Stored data
┌──
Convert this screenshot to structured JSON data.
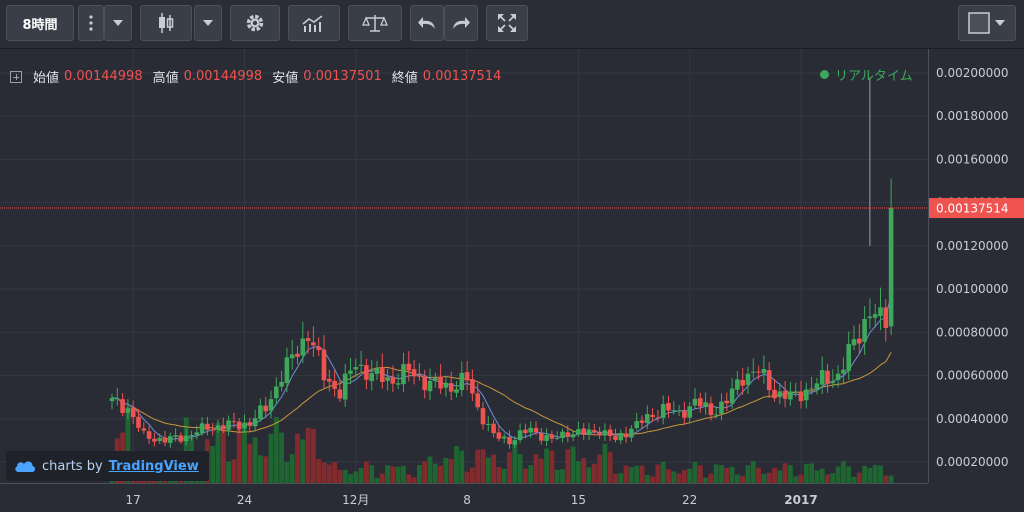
{
  "toolbar": {
    "interval_label": "8時間",
    "icons": [
      "more-vertical-icon",
      "caret-down-icon",
      "candlestick-icon",
      "caret-down-icon",
      "gear-icon",
      "indicators-icon",
      "compare-scale-icon",
      "undo-icon",
      "redo-icon",
      "fullscreen-icon",
      "layout-square-icon"
    ]
  },
  "legend": {
    "open_label": "始値",
    "open_value": "0.00144998",
    "high_label": "高値",
    "high_value": "0.00144998",
    "low_label": "安値",
    "low_value": "0.00137501",
    "close_label": "終値",
    "close_value": "0.00137514"
  },
  "realtime_label": "リアルタイム",
  "watermark": {
    "prefix": "charts by",
    "brand": "TradingView"
  },
  "colors": {
    "up": "#3ea85a",
    "down": "#ef5350",
    "ma_fast": "#6f8fd8",
    "ma_slow": "#c8963e",
    "price_label_bg": "#ef5350"
  },
  "chart_data": {
    "type": "candlestick",
    "y_axis": {
      "min": 0.0001,
      "max": 0.0021,
      "ticks": [
        "0.00020000",
        "0.00040000",
        "0.00060000",
        "0.00080000",
        "0.00100000",
        "0.00120000",
        "0.00140000",
        "0.00160000",
        "0.00180000",
        "0.00200000"
      ]
    },
    "x_axis": {
      "ticks": [
        {
          "label": "17",
          "index": 4
        },
        {
          "label": "24",
          "index": 25
        },
        {
          "label": "12月",
          "index": 46
        },
        {
          "label": "8",
          "index": 67
        },
        {
          "label": "15",
          "index": 88
        },
        {
          "label": "22",
          "index": 109
        },
        {
          "label": "2017",
          "index": 130
        }
      ]
    },
    "current_price": "0.00137514",
    "candles_count": 148,
    "anchors": [
      [
        0,
        0.00048
      ],
      [
        3,
        0.00045
      ],
      [
        6,
        0.00032
      ],
      [
        10,
        0.0003
      ],
      [
        14,
        0.00032
      ],
      [
        18,
        0.00036
      ],
      [
        22,
        0.00037
      ],
      [
        26,
        0.00038
      ],
      [
        29,
        0.00045
      ],
      [
        32,
        0.0006
      ],
      [
        35,
        0.00072
      ],
      [
        37,
        0.0008
      ],
      [
        40,
        0.0006
      ],
      [
        43,
        0.00052
      ],
      [
        46,
        0.00066
      ],
      [
        49,
        0.0006
      ],
      [
        53,
        0.00058
      ],
      [
        56,
        0.00062
      ],
      [
        60,
        0.00056
      ],
      [
        64,
        0.00055
      ],
      [
        67,
        0.00058
      ],
      [
        69,
        0.00045
      ],
      [
        72,
        0.00032
      ],
      [
        75,
        0.0003
      ],
      [
        79,
        0.00035
      ],
      [
        83,
        0.0003
      ],
      [
        86,
        0.00034
      ],
      [
        89,
        0.00033
      ],
      [
        92,
        0.00035
      ],
      [
        95,
        0.0003
      ],
      [
        98,
        0.00036
      ],
      [
        101,
        0.0004
      ],
      [
        104,
        0.00045
      ],
      [
        107,
        0.00042
      ],
      [
        110,
        0.00048
      ],
      [
        113,
        0.00043
      ],
      [
        116,
        0.00048
      ],
      [
        119,
        0.0006
      ],
      [
        122,
        0.00062
      ],
      [
        125,
        0.00052
      ],
      [
        128,
        0.0005
      ],
      [
        131,
        0.00053
      ],
      [
        134,
        0.00058
      ],
      [
        137,
        0.0006
      ],
      [
        139,
        0.0007
      ],
      [
        141,
        0.0008
      ],
      [
        143,
        0.0009
      ],
      [
        145,
        0.00085
      ],
      [
        147,
        0.00087
      ],
      [
        149,
        0.001
      ],
      [
        150,
        0.0012
      ],
      [
        151,
        0.0015
      ],
      [
        152,
        0.0014
      ],
      [
        153,
        0.00138
      ]
    ],
    "volume_scale_max": 1.0,
    "ma_fast_period": 5,
    "ma_slow_period": 20
  }
}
└──
■ What to do
Output all of the records exactly as they appear above, but not the pictures.

■ Exercise response
Convert this screenshot to structured JSON data.
{
  "toolbar": {
    "interval_label": "8時間",
    "icons": [
      "more-vertical-icon",
      "caret-down-icon",
      "candlestick-icon",
      "caret-down-icon",
      "gear-icon",
      "indicators-icon",
      "compare-scale-icon",
      "undo-icon",
      "redo-icon",
      "fullscreen-icon",
      "layout-square-icon"
    ]
  },
  "legend": {
    "open_label": "始値",
    "open_value": "0.00144998",
    "high_label": "高値",
    "high_value": "0.00144998",
    "low_label": "安値",
    "low_value": "0.00137501",
    "close_label": "終値",
    "close_value": "0.00137514"
  },
  "realtime_label": "リアルタイム",
  "watermark": {
    "prefix": "charts by",
    "brand": "TradingView"
  },
  "colors": {
    "up": "#3ea85a",
    "down": "#ef5350",
    "ma_fast": "#6f8fd8",
    "ma_slow": "#c8963e",
    "price_label_bg": "#ef5350"
  },
  "chart_data": {
    "type": "candlestick",
    "y_axis": {
      "min": 0.0001,
      "max": 0.0021,
      "ticks": [
        "0.00020000",
        "0.00040000",
        "0.00060000",
        "0.00080000",
        "0.00100000",
        "0.00120000",
        "0.00140000",
        "0.00160000",
        "0.00180000",
        "0.00200000"
      ]
    },
    "x_axis": {
      "ticks": [
        {
          "label": "17",
          "index": 4
        },
        {
          "label": "24",
          "index": 25
        },
        {
          "label": "12月",
          "index": 46
        },
        {
          "label": "8",
          "index": 67
        },
        {
          "label": "15",
          "index": 88
        },
        {
          "label": "22",
          "index": 109
        },
        {
          "label": "2017",
          "index": 130
        }
      ]
    },
    "current_price": "0.00137514",
    "candles_count": 148,
    "anchors": [
      [
        0,
        0.00048
      ],
      [
        3,
        0.00045
      ],
      [
        6,
        0.00032
      ],
      [
        10,
        0.0003
      ],
      [
        14,
        0.00032
      ],
      [
        18,
        0.00036
      ],
      [
        22,
        0.00037
      ],
      [
        26,
        0.00038
      ],
      [
        29,
        0.00045
      ],
      [
        32,
        0.0006
      ],
      [
        35,
        0.00072
      ],
      [
        37,
        0.0008
      ],
      [
        40,
        0.0006
      ],
      [
        43,
        0.00052
      ],
      [
        46,
        0.00066
      ],
      [
        49,
        0.0006
      ],
      [
        53,
        0.00058
      ],
      [
        56,
        0.00062
      ],
      [
        60,
        0.00056
      ],
      [
        64,
        0.00055
      ],
      [
        67,
        0.00058
      ],
      [
        69,
        0.00045
      ],
      [
        72,
        0.00032
      ],
      [
        75,
        0.0003
      ],
      [
        79,
        0.00035
      ],
      [
        83,
        0.0003
      ],
      [
        86,
        0.00034
      ],
      [
        89,
        0.00033
      ],
      [
        92,
        0.00035
      ],
      [
        95,
        0.0003
      ],
      [
        98,
        0.00036
      ],
      [
        101,
        0.0004
      ],
      [
        104,
        0.00045
      ],
      [
        107,
        0.00042
      ],
      [
        110,
        0.00048
      ],
      [
        113,
        0.00043
      ],
      [
        116,
        0.00048
      ],
      [
        119,
        0.0006
      ],
      [
        122,
        0.00062
      ],
      [
        125,
        0.00052
      ],
      [
        128,
        0.0005
      ],
      [
        131,
        0.00053
      ],
      [
        134,
        0.00058
      ],
      [
        137,
        0.0006
      ],
      [
        139,
        0.0007
      ],
      [
        141,
        0.0008
      ],
      [
        143,
        0.0009
      ],
      [
        145,
        0.00085
      ],
      [
        147,
        0.00087
      ],
      [
        149,
        0.001
      ],
      [
        150,
        0.0012
      ],
      [
        151,
        0.0015
      ],
      [
        152,
        0.0014
      ],
      [
        153,
        0.00138
      ]
    ],
    "volume_scale_max": 1.0,
    "ma_fast_period": 5,
    "ma_slow_period": 20
  }
}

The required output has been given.